EXERCISE GOAL | All the data should come back exactly as it was given.

DATA SUPPLIED |
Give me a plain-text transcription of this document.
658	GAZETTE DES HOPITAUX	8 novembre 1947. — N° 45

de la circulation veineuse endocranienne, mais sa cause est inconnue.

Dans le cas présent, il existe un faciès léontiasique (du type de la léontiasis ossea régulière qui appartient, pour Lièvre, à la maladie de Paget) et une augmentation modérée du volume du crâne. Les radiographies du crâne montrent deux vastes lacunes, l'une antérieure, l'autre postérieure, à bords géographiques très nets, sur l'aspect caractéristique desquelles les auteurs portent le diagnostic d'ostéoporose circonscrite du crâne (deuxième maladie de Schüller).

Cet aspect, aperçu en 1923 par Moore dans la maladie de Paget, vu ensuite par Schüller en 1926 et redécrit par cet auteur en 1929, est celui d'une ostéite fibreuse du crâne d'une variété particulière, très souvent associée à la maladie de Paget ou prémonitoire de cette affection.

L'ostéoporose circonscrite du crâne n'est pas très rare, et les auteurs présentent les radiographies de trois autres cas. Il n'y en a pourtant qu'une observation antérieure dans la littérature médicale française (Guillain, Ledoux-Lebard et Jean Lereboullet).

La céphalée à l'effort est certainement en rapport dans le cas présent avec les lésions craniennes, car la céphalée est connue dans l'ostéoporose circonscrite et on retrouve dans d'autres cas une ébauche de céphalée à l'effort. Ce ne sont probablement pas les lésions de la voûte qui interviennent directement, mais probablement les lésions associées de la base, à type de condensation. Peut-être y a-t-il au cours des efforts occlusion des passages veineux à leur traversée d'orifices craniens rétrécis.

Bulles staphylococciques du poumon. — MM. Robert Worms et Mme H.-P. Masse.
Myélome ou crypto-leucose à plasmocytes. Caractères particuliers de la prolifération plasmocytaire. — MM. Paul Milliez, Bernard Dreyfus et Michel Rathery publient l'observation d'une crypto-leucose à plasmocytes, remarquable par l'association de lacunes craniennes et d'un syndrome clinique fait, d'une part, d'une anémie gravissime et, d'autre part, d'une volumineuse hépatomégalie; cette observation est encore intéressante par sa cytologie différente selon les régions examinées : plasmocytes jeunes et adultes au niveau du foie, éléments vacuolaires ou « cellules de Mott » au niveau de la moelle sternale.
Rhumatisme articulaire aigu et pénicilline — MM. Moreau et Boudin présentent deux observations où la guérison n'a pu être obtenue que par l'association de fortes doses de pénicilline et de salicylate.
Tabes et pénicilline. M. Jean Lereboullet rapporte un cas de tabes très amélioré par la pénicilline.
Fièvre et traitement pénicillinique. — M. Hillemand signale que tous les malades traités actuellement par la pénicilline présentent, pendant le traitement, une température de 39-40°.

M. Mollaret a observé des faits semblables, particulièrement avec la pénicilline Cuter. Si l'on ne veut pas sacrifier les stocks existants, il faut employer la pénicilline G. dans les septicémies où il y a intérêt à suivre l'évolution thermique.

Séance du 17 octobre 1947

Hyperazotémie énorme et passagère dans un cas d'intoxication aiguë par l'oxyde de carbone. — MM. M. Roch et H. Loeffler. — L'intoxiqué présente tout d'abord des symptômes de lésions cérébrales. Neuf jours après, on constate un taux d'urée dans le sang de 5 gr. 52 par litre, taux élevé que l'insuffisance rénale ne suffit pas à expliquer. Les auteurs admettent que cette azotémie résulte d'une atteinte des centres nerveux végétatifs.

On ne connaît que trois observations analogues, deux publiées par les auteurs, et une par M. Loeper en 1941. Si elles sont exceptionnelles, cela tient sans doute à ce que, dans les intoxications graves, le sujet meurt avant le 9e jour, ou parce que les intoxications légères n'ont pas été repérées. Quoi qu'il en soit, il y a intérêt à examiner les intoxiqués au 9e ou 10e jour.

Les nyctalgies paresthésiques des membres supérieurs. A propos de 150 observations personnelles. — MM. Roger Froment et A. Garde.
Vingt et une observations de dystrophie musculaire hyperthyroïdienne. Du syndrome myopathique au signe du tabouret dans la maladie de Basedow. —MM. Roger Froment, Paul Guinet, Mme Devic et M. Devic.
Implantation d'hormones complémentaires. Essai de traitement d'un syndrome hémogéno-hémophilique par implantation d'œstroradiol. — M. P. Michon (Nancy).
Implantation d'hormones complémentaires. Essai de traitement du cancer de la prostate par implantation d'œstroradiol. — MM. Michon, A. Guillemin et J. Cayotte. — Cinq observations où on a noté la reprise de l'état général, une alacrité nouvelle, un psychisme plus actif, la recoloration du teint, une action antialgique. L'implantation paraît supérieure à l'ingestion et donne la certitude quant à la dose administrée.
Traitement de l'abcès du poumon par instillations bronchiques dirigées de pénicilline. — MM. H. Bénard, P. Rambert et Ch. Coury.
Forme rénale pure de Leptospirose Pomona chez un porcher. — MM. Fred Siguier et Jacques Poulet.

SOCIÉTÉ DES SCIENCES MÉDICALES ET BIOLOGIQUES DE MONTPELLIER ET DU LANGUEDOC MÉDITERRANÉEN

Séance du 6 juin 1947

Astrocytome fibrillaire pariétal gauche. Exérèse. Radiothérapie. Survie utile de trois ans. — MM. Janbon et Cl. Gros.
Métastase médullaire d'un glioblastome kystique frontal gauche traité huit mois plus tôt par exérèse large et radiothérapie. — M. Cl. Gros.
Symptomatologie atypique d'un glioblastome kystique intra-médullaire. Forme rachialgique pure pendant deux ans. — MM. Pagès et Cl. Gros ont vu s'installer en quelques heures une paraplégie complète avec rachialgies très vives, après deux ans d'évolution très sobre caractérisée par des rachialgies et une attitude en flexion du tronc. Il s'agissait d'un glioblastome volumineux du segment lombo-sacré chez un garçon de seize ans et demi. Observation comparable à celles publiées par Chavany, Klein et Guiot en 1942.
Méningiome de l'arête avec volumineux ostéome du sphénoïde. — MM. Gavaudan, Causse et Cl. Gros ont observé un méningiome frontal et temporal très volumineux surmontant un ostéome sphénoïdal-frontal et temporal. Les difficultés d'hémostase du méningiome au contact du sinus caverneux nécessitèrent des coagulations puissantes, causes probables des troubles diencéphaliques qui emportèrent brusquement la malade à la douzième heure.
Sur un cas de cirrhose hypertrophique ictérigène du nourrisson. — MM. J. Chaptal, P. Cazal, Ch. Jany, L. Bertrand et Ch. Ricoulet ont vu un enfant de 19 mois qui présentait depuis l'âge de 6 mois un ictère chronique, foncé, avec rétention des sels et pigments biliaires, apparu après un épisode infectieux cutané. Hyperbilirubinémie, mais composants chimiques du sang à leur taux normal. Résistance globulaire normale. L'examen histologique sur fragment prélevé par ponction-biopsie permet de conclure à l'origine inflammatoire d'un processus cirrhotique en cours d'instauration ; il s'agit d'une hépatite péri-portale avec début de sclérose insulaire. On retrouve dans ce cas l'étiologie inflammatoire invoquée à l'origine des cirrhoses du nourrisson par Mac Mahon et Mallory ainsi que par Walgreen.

PROBLEM SOLUTION |
Give me a plain-text transcription of this document.
658	GAZETTE DES HOPITAUX	8 novembre 1947. — N° 45

de la circulation veineuse endocranienne, mais sa cause est inconnue.

Dans le cas présent, il existe un faciès léontiasique (du type de la léontiasis ossea régulière qui appartient, pour Lièvre, à la maladie de Paget) et une augmentation modérée du volume du crâne. Les radiographies du crâne montrent deux vastes lacunes, l'une antérieure, l'autre postérieure, à bords géographiques très nets, sur l'aspect caractéristique desquelles les auteurs portent le diagnostic d'ostéoporose circonscrite du crâne (deuxième maladie de Schüller).

Cet aspect, aperçu en 1923 par Moore dans la maladie de Paget, vu ensuite par Schüller en 1926 et redécrit par cet auteur en 1929, est celui d'une ostéite fibreuse du crâne d'une variété particulière, très souvent associée à la maladie de Paget ou prémonitoire de cette affection.

L'ostéoporose circonscrite du crâne n'est pas très rare, et les auteurs présentent les radiographies de trois autres cas. Il n'y en a pourtant qu'une observation antérieure dans la littérature médicale française (Guillain, Ledoux-Lebard et Jean Lereboullet).

La céphalée à l'effort est certainement en rapport dans le cas présent avec les lésions craniennes, car la céphalée est connue dans l'ostéoporose circonscrite et on retrouve dans d'autres cas une ébauche de céphalée à l'effort. Ce ne sont probablement pas les lésions de la voûte qui interviennent directement, mais probablement les lésions associées de la base, à type de condensation. Peut-être y a-t-il au cours des efforts occlusion des passages veineux à leur traversée d'orifices craniens rétrécis.

Bulles staphylococciques du poumon. — MM. Robert Worms et Mme H.-P. Masse.
Myélome ou crypto-leucose à plasmocytes. Caractères particuliers de la prolifération plasmocytaire. — MM. Paul Milliez, Bernard Dreyfus et Michel Rathery publient l'observation d'une crypto-leucose à plasmocytes, remarquable par l'association de lacunes craniennes et d'un syndrome clinique fait, d'une part, d'une anémie gravissime et, d'autre part, d'une volumineuse hépatomégalie; cette observation est encore intéressante par sa cytologie différente selon les régions examinées : plasmocytes jeunes et adultes au niveau du foie, éléments vacuolaires ou « cellules de Mott » au niveau de la moelle sternale.
Rhumatisme articulaire aigu et pénicilline — MM. Moreau et Boudin présentent deux observations où la guérison n'a pu être obtenue que par l'association de fortes doses de pénicilline et de salicylate.
Tabes et pénicilline. M. Jean Lereboullet rapporte un cas de tabes très amélioré par la pénicilline.
Fièvre et traitement pénicillinique. — M. Hillemand signale que tous les malades traités actuellement par la pénicilline présentent, pendant le traitement, une température de 39-40°.

M. Mollaret a observé des faits semblables, particulièrement avec la pénicilline Cuter. Si l'on ne veut pas sacrifier les stocks existants, il faut employer la pénicilline G. dans les septicémies où il y a intérêt à suivre l'évolution thermique.

Séance du 17 octobre 1947

Hyperazotémie énorme et passagère dans un cas d'intoxication aiguë par l'oxyde de carbone. — MM. M. Roch et H. Loeffler. — L'intoxiqué présente tout d'abord des symptômes de lésions cérébrales. Neuf jours après, on constate un taux d'urée dans le sang de 5 gr. 52 par litre, taux élevé que l'insuffisance rénale ne suffit pas à expliquer. Les auteurs admettent que cette azotémie résulte d'une atteinte des centres nerveux végétatifs.

On ne connaît que trois observations analogues, deux publiées par les auteurs, et une par M. Loeper en 1941. Si elles sont exceptionnelles, cela tient sans doute à ce que, dans les intoxications graves, le sujet meurt avant le 9e jour, ou parce que les intoxications légères n'ont pas été repérées. Quoi qu'il en soit, il y a intérêt à examiner les intoxiqués au 9e ou 10e jour.

Les nyctalgies paresthésiques des membres supérieurs. A propos de 150 observations personnelles. — MM. Roger Froment et A. Garde.
Vingt et une observations de dystrophie musculaire hyperthyroïdienne. Du syndrome myopathique au signe du tabouret dans la maladie de Basedow. —MM. Roger Froment, Paul Guinet, Mme Devic et M. Devic.
Implantation d'hormones complémentaires. Essai de traitement d'un syndrome hémogéno-hémophilique par implantation d'œstroradiol. — M. P. Michon (Nancy).
Implantation d'hormones complémentaires. Essai de traitement du cancer de la prostate par implantation d'œstroradiol. — MM. Michon, A. Guillemin et J. Cayotte. — Cinq observations où on a noté la reprise de l'état général, une alacrité nouvelle, un psychisme plus actif, la recoloration du teint, une action antialgique. L'implantation paraît supérieure à l'ingestion et donne la certitude quant à la dose administrée.
Traitement de l'abcès du poumon par instillations bronchiques dirigées de pénicilline. — MM. H. Bénard, P. Rambert et Ch. Coury.
Forme rénale pure de Leptospirose Pomona chez un porcher. — MM. Fred Siguier et Jacques Poulet.

SOCIÉTÉ DES SCIENCES MÉDICALES ET BIOLOGIQUES DE MONTPELLIER ET DU LANGUEDOC MÉDITERRANÉEN

Séance du 6 juin 1947

Astrocytome fibrillaire pariétal gauche. Exérèse. Radiothérapie. Survie utile de trois ans. — MM. Janbon et Cl. Gros.
Métastase médullaire d'un glioblastome kystique frontal gauche traité huit mois plus tôt par exérèse large et radiothérapie. — M. Cl. Gros.
Symptomatologie atypique d'un glioblastome kystique intra-médullaire. Forme rachialgique pure pendant deux ans. — MM. Pagès et Cl. Gros ont vu s'installer en quelques heures une paraplégie complète avec rachialgies très vives, après deux ans d'évolution très sobre caractérisée par des rachialgies et une attitude en flexion du tronc. Il s'agissait d'un glioblastome volumineux du segment lombo-sacré chez un garçon de seize ans et demi. Observation comparable à celles publiées par Chavany, Klein et Guiot en 1942.
Méningiome de l'arête avec volumineux ostéome du sphénoïde. — MM. Gavaudan, Causse et Cl. Gros ont observé un méningiome frontal et temporal très volumineux surmontant un ostéome sphénoïdal-frontal et temporal. Les difficultés d'hémostase du méningiome au contact du sinus caverneux nécessitèrent des coagulations puissantes, causes probables des troubles diencéphaliques qui emportèrent brusquement la malade à la douzième heure.
Sur un cas de cirrhose hypertrophique ictérigène du nourrisson. — MM. J. Chaptal, P. Cazal, Ch. Jany, L. Bertrand et Ch. Ricoulet ont vu un enfant de 19 mois qui présentait depuis l'âge de 6 mois un ictère chronique, foncé, avec rétention des sels et pigments biliaires, apparu après un épisode infectieux cutané. Hyperbilirubinémie, mais composants chimiques du sang à leur taux normal. Résistance globulaire normale. L'examen histologique sur fragment prélevé par ponction-biopsie permet de conclure à l'origine inflammatoire d'un processus cirrhotique en cours d'instauration ; il s'agit d'une hépatite péri-portale avec début de sclérose insulaire. On retrouve dans ce cas l'étiologie inflammatoire invoquée à l'origine des cirrhoses du nourrisson par Mac Mahon et Mallory ainsi que par Walgreen.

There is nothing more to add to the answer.